## Data extract
● ● ● ● ● ● ●

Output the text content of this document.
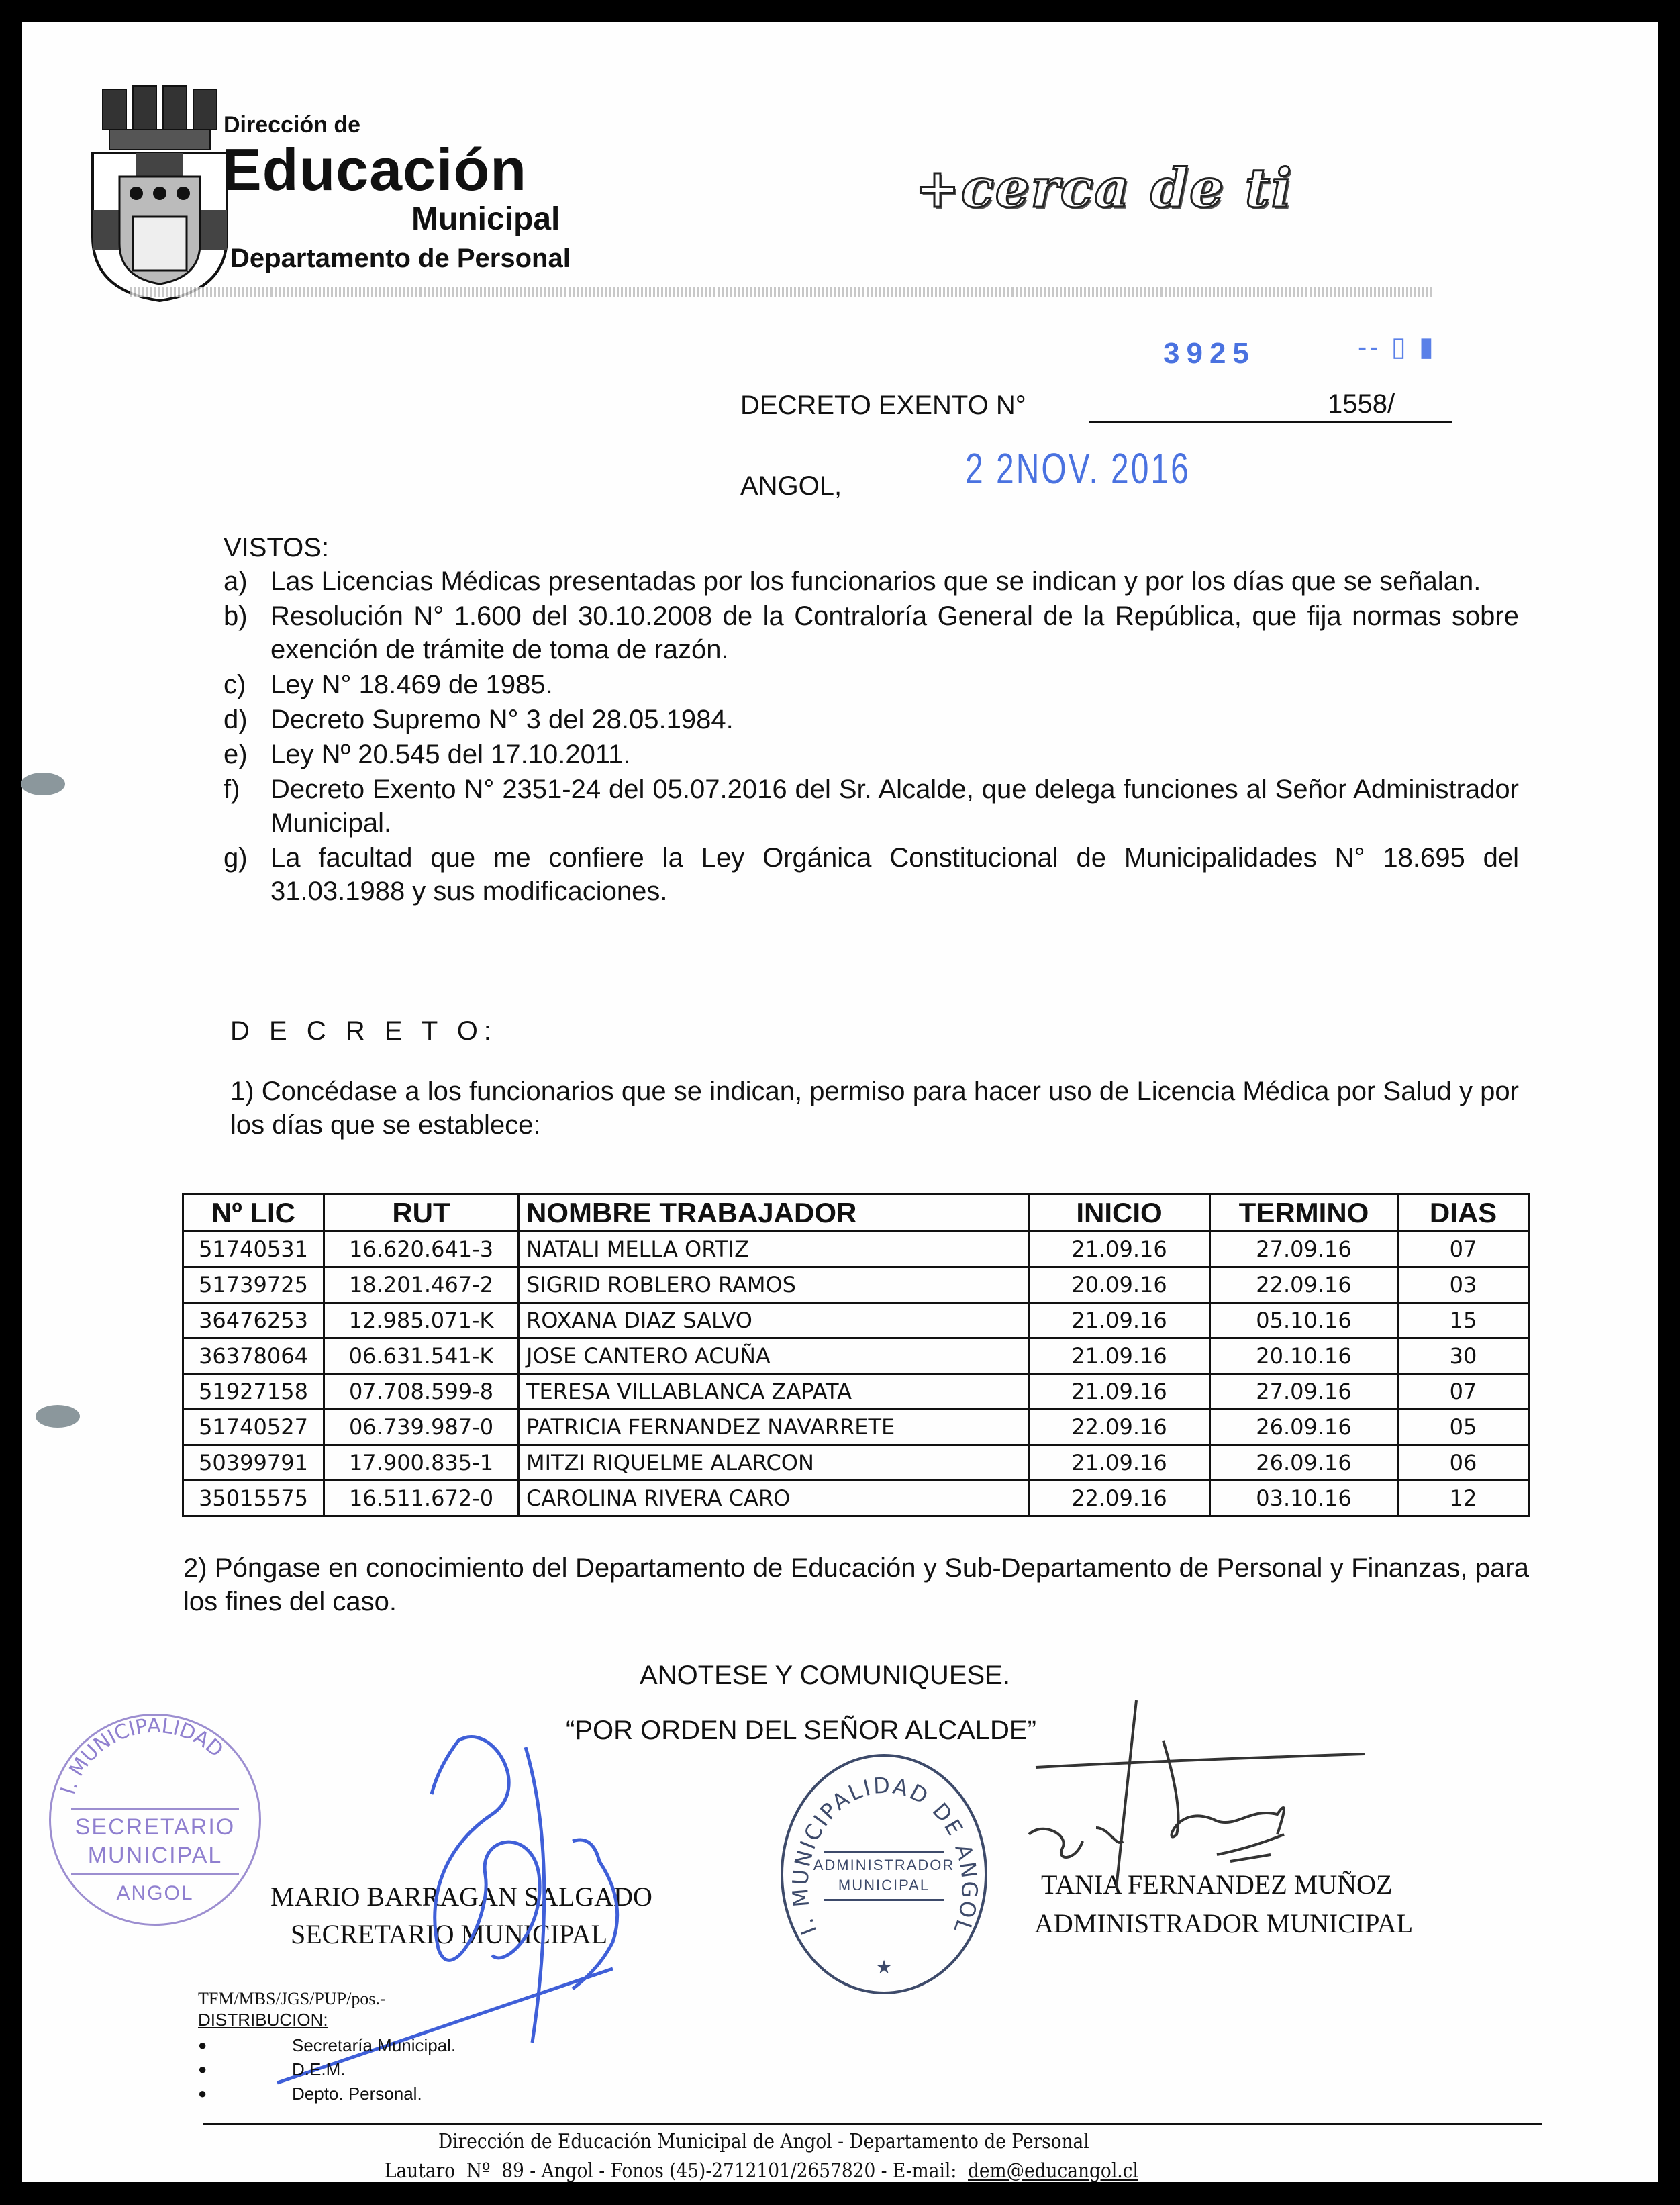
Dirección de
Educación
Municipal
Departamento de Personal
+cerca de ti
3925	-- ▯ ▮
DECRETO EXENTO N°	1558/
ANGOL,	2 2NOV. 2016
VISTOS:
a) Las Licencias Médicas presentadas por los funcionarios que se indican y por los días que se señalan.
b) Resolución N° 1.600 del 30.10.2008 de la Contraloría General de la República, que fija normas sobre exención de trámite de toma de razón.
c) Ley N° 18.469 de 1985.
d) Decreto Supremo N° 3 del 28.05.1984.
e) Ley Nº 20.545 del 17.10.2011.
f)	Decreto Exento N° 2351-24 del 05.07.2016 del Sr. Alcalde, que delega funciones al Señor Administrador Municipal.
g) La facultad que me confiere la Ley Orgánica Constitucional de Municipalidades N° 18.695 del 31.03.1988 y sus modificaciones.
D E C R E T O:
1) Concédase a los funcionarios que se indican, permiso para hacer uso de Licencia Médica por Salud y por los días que se establece:
Nº LIC	RUT	NOMBRE TRABAJADOR	INICIO	TERMINO	DIAS
51740531	16.620.641-3	NATALI MELLA ORTIZ	21.09.16	27.09.16	07
51739725	18.201.467-2	SIGRID ROBLERO RAMOS	20.09.16	22.09.16	03
36476253	12.985.071-K	ROXANA DIAZ SALVO	21.09.16	05.10.16	15
36378064	06.631.541-K	JOSE CANTERO ACUÑA	21.09.16	20.10.16	30
51927158	07.708.599-8	TERESA VILLABLANCA ZAPATA	21.09.16	27.09.16	07
51740527	06.739.987-0	PATRICIA FERNANDEZ NAVARRETE	22.09.16	26.09.16	05
50399791	17.900.835-1	MITZI RIQUELME ALARCON	21.09.16	26.09.16	06
35015575	16.511.672-0	CAROLINA RIVERA CARO	22.09.16	03.10.16	12
2) Póngase en conocimiento del Departamento de Educación y Sub-Departamento de Personal y Finanzas, para los fines del caso.
ANOTESE Y COMUNIQUESE.
“POR ORDEN DEL SEÑOR ALCALDE”
I. MUNICIPALIDAD
SECRETARIO
MUNICIPAL
ANGOL
I. MUNICIPALIDAD DE ANGOL
ADMINISTRADOR
MUNICIPAL
★
MARIO BARRAGAN SALGADO
SECRETARIO MUNICIPAL
TANIA FERNANDEZ MUÑOZ
ADMINISTRADOR MUNICIPAL
TFM/MBS/JGS/PUP/pos.-
DISTRIBUCION:
●	Secretaría Municipal.
●	D.E.M.
●	Depto. Personal.
Dirección de Educación Municipal de Angol - Departamento de Personal
Lautaro  Nº  89 - Angol - Fonos (45)-2712101/2657820 - E-mail:  dem@educangol.cl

● ● ● ● ● ● ●

## Directions for this task
How many of these lines contain "para"? Write only the number.

## Solution below
2